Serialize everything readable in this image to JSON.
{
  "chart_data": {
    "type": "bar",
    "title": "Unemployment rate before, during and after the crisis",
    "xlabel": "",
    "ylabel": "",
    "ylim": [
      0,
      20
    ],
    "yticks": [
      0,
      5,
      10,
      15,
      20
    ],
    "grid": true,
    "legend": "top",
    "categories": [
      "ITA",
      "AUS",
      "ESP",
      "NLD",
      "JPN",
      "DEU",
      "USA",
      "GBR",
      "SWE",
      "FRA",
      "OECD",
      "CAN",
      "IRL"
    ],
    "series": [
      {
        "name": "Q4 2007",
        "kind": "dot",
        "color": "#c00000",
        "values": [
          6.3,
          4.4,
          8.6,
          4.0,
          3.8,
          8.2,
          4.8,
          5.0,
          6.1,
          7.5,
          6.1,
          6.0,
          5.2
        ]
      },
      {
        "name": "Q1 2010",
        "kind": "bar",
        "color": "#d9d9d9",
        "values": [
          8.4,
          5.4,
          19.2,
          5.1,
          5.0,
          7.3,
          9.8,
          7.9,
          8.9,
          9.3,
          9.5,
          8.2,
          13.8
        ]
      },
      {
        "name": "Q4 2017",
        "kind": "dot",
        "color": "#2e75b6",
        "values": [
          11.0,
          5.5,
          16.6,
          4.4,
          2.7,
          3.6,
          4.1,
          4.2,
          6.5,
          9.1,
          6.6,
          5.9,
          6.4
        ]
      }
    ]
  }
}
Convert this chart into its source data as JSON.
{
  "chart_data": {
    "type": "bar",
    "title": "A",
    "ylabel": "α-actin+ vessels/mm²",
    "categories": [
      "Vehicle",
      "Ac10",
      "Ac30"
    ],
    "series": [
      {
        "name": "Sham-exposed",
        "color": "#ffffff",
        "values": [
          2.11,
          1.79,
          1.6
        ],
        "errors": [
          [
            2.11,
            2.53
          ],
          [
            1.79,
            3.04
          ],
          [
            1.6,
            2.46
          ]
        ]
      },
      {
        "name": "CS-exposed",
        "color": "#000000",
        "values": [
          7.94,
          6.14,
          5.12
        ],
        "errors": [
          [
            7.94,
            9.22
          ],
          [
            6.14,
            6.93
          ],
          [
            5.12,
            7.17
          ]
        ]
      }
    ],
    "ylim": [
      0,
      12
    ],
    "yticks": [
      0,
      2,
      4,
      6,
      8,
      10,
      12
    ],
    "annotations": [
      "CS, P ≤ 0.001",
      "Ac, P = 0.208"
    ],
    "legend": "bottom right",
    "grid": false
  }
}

# # # # #

» The task
Reproduce every entry shown above, precisely as it stands.

» Full solution
Serialize everything readable in this image to JSON.
{
  "chart_data": {
    "type": "bar",
    "title": "Unemployment rate before, during and after the crisis",
    "xlabel": "",
    "ylabel": "",
    "ylim": [
      0,
      20
    ],
    "yticks": [
      0,
      5,
      10,
      15,
      20
    ],
    "grid": true,
    "legend": "top",
    "categories": [
      "ITA",
      "AUS",
      "ESP",
      "NLD",
      "JPN",
      "DEU",
      "USA",
      "GBR",
      "SWE",
      "FRA",
      "OECD",
      "CAN",
      "IRL"
    ],
    "series": [
      {
        "name": "Q4 2007",
        "kind": "dot",
        "color": "#c00000",
        "values": [
          6.3,
          4.4,
          8.6,
          4.0,
          3.8,
          8.2,
          4.8,
          5.0,
          6.1,
          7.5,
          6.1,
          6.0,
          5.2
        ]
      },
      {
        "name": "Q1 2010",
        "kind": "bar",
        "color": "#d9d9d9",
        "values": [
          8.4,
          5.4,
          19.2,
          5.1,
          5.0,
          7.3,
          9.8,
          7.9,
          8.9,
          9.3,
          9.5,
          8.2,
          13.8
        ]
      },
      {
        "name": "Q4 2017",
        "kind": "dot",
        "color": "#2e75b6",
        "values": [
          11.0,
          5.5,
          16.6,
          4.4,
          2.7,
          3.6,
          4.1,
          4.2,
          6.5,
          9.1,
          6.6,
          5.9,
          6.4
        ]
      }
    ]
  }
}
Convert this chart into its source data as JSON.
{
  "chart_data": {
    "type": "bar",
    "title": "A",
    "ylabel": "α-actin+ vessels/mm²",
    "categories": [
      "Vehicle",
      "Ac10",
      "Ac30"
    ],
    "series": [
      {
        "name": "Sham-exposed",
        "color": "#ffffff",
        "values": [
          2.11,
          1.79,
          1.6
        ],
        "errors": [
          [
            2.11,
            2.53
          ],
          [
            1.79,
            3.04
          ],
          [
            1.6,
            2.46
          ]
        ]
      },
      {
        "name": "CS-exposed",
        "color": "#000000",
        "values": [
          7.94,
          6.14,
          5.12
        ],
        "errors": [
          [
            7.94,
            9.22
          ],
          [
            6.14,
            6.93
          ],
          [
            5.12,
            7.17
          ]
        ]
      }
    ],
    "ylim": [
      0,
      12
    ],
    "yticks": [
      0,
      2,
      4,
      6,
      8,
      10,
      12
    ],
    "annotations": [
      "CS, P ≤ 0.001",
      "Ac, P = 0.208"
    ],
    "legend": "bottom right",
    "grid": false
  }
}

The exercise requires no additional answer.